# [Aim of the exercise]
Count how many lines of the data include "September". The answer is that number and nothing else.

----------

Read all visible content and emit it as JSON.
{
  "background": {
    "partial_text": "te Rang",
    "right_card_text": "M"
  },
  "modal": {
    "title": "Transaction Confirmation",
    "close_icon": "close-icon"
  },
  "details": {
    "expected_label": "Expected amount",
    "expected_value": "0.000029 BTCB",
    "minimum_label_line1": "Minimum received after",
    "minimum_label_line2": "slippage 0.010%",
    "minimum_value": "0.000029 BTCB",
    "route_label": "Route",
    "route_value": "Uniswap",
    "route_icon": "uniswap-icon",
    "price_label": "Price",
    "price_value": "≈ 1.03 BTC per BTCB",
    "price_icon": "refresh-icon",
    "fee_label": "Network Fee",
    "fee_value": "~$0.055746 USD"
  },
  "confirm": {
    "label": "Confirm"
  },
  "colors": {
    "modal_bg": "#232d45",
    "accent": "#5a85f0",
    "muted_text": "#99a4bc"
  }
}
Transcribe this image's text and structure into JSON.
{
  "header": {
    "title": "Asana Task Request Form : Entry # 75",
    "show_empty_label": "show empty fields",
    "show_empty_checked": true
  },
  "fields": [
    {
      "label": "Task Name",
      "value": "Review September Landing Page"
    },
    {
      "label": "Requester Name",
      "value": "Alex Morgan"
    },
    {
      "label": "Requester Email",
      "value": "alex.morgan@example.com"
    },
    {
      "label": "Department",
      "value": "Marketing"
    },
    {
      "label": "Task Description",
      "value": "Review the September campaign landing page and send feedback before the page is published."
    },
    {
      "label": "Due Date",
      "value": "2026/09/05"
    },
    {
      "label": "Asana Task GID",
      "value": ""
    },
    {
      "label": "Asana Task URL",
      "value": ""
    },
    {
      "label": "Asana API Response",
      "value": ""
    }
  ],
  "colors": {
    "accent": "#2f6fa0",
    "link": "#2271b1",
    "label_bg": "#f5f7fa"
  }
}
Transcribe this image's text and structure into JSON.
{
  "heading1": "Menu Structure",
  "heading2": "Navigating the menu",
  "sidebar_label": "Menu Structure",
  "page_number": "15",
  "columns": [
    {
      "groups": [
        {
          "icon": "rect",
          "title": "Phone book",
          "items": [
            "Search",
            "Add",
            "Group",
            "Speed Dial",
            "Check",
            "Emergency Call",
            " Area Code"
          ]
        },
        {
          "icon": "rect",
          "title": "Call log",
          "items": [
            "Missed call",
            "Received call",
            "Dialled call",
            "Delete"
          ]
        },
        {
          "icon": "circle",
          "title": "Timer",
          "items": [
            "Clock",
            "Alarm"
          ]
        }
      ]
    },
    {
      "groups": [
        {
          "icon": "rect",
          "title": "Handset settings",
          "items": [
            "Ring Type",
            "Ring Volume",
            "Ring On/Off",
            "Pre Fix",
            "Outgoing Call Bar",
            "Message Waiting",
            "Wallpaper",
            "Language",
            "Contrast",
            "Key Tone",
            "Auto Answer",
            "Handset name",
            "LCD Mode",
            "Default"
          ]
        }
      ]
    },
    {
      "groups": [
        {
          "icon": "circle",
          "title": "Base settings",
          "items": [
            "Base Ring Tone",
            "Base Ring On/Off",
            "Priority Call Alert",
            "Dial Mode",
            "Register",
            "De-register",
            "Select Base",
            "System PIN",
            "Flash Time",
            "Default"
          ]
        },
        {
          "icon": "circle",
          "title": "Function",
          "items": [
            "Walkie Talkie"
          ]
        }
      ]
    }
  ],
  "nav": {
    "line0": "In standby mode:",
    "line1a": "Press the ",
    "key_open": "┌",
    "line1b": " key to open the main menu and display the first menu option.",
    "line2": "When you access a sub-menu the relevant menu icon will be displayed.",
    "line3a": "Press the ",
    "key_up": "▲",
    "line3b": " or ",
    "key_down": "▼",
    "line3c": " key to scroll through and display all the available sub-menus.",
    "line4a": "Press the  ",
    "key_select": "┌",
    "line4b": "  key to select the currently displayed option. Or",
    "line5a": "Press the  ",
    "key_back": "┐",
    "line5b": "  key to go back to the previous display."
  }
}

----------

# [Final result]
2